[start of ENTRIES SUPPLIED]

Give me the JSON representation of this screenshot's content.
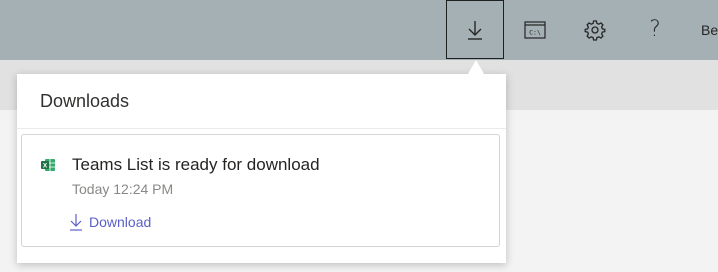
{
  "topbar": {
    "buttons": [
      {
        "name": "download-button",
        "icon": "download-arrow-icon"
      },
      {
        "name": "admin-console-button",
        "icon": "command-prompt-icon",
        "icon_text": "C:\\"
      },
      {
        "name": "settings-button",
        "icon": "gear-icon"
      },
      {
        "name": "help-button",
        "icon": "question-mark-icon",
        "icon_text": "?"
      }
    ],
    "user_partial": "Be"
  },
  "downloads_panel": {
    "title": "Downloads",
    "items": [
      {
        "icon": "excel-icon",
        "icon_letter": "X",
        "title": "Teams List is ready for download",
        "time": "Today 12:24 PM",
        "action_label": "Download"
      }
    ]
  },
  "colors": {
    "topbar": "#a5b0b5",
    "link": "#5b5fc7",
    "excel_green": "#217346"
  }
}
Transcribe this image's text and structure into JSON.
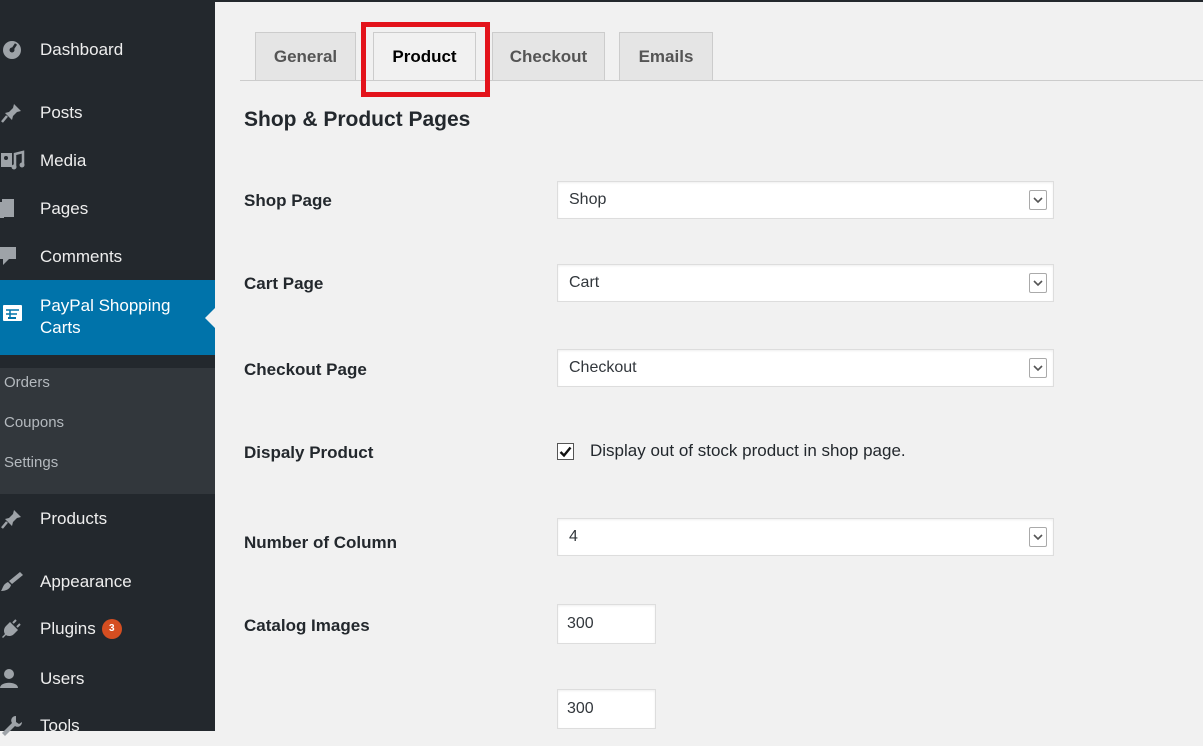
{
  "sidebar": {
    "items": {
      "dashboard": "Dashboard",
      "posts": "Posts",
      "media": "Media",
      "pages": "Pages",
      "comments": "Comments",
      "paypal_line1": "PayPal Shopping",
      "paypal_line2": "Carts",
      "products": "Products",
      "appearance": "Appearance",
      "plugins": "Plugins",
      "users": "Users",
      "tools": "Tools"
    },
    "plugins_badge": "3",
    "submenu": [
      "Orders",
      "Coupons",
      "Settings"
    ]
  },
  "tabs": [
    "General",
    "Product",
    "Checkout",
    "Emails"
  ],
  "active_tab": "Product",
  "section_title": "Shop & Product Pages",
  "form": {
    "shop_page": {
      "label": "Shop Page",
      "value": "Shop"
    },
    "cart_page": {
      "label": "Cart Page",
      "value": "Cart"
    },
    "checkout_page": {
      "label": "Checkout Page",
      "value": "Checkout"
    },
    "display_product": {
      "label": "Dispaly Product",
      "checkbox_text": "Display out of stock product in shop page.",
      "checked": true
    },
    "number_of_column": {
      "label": "Number of Column",
      "value": "4"
    },
    "catalog_images": {
      "label": "Catalog Images",
      "width": "300",
      "height": "300"
    }
  },
  "colors": {
    "sidebar_bg": "#23282d",
    "active_menu": "#0073aa",
    "highlight_box": "#e3131b",
    "badge": "#d54e21"
  }
}
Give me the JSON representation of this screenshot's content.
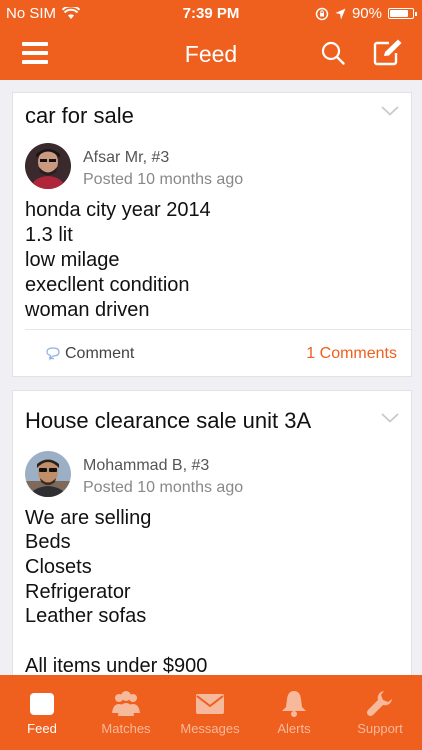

[end of ENTRIES SUPPLIED]

** PROBLEM DETAILS **
Leave the pictures out and reproduce all of the records exactly.

** RESULT OF THE TASK **
Give me the JSON representation of this screenshot's content.
{
  "topbar": {
    "buttons": [
      {
        "name": "download-button",
        "icon": "download-arrow-icon"
      },
      {
        "name": "admin-console-button",
        "icon": "command-prompt-icon",
        "icon_text": "C:\\"
      },
      {
        "name": "settings-button",
        "icon": "gear-icon"
      },
      {
        "name": "help-button",
        "icon": "question-mark-icon",
        "icon_text": "?"
      }
    ],
    "user_partial": "Be"
  },
  "downloads_panel": {
    "title": "Downloads",
    "items": [
      {
        "icon": "excel-icon",
        "icon_letter": "X",
        "title": "Teams List is ready for download",
        "time": "Today 12:24 PM",
        "action_label": "Download"
      }
    ]
  },
  "colors": {
    "topbar": "#a5b0b5",
    "link": "#5b5fc7",
    "excel_green": "#217346"
  }
}
Transcribe this image's text and structure into JSON.
{
  "sidebar": {
    "items": {
      "dashboard": "Dashboard",
      "posts": "Posts",
      "media": "Media",
      "pages": "Pages",
      "comments": "Comments",
      "paypal_line1": "PayPal Shopping",
      "paypal_line2": "Carts",
      "products": "Products",
      "appearance": "Appearance",
      "plugins": "Plugins",
      "users": "Users",
      "tools": "Tools"
    },
    "plugins_badge": "3",
    "submenu": [
      "Orders",
      "Coupons",
      "Settings"
    ]
  },
  "tabs": [
    "General",
    "Product",
    "Checkout",
    "Emails"
  ],
  "active_tab": "Product",
  "section_title": "Shop & Product Pages",
  "form": {
    "shop_page": {
      "label": "Shop Page",
      "value": "Shop"
    },
    "cart_page": {
      "label": "Cart Page",
      "value": "Cart"
    },
    "checkout_page": {
      "label": "Checkout Page",
      "value": "Checkout"
    },
    "display_product": {
      "label": "Dispaly Product",
      "checkbox_text": "Display out of stock product in shop page.",
      "checked": true
    },
    "number_of_column": {
      "label": "Number of Column",
      "value": "4"
    },
    "catalog_images": {
      "label": "Catalog Images",
      "width": "300",
      "height": "300"
    }
  },
  "colors": {
    "sidebar_bg": "#23282d",
    "active_menu": "#0073aa",
    "highlight_box": "#e3131b",
    "badge": "#d54e21"
  }
}
Give me the JSON representation of this screenshot's content.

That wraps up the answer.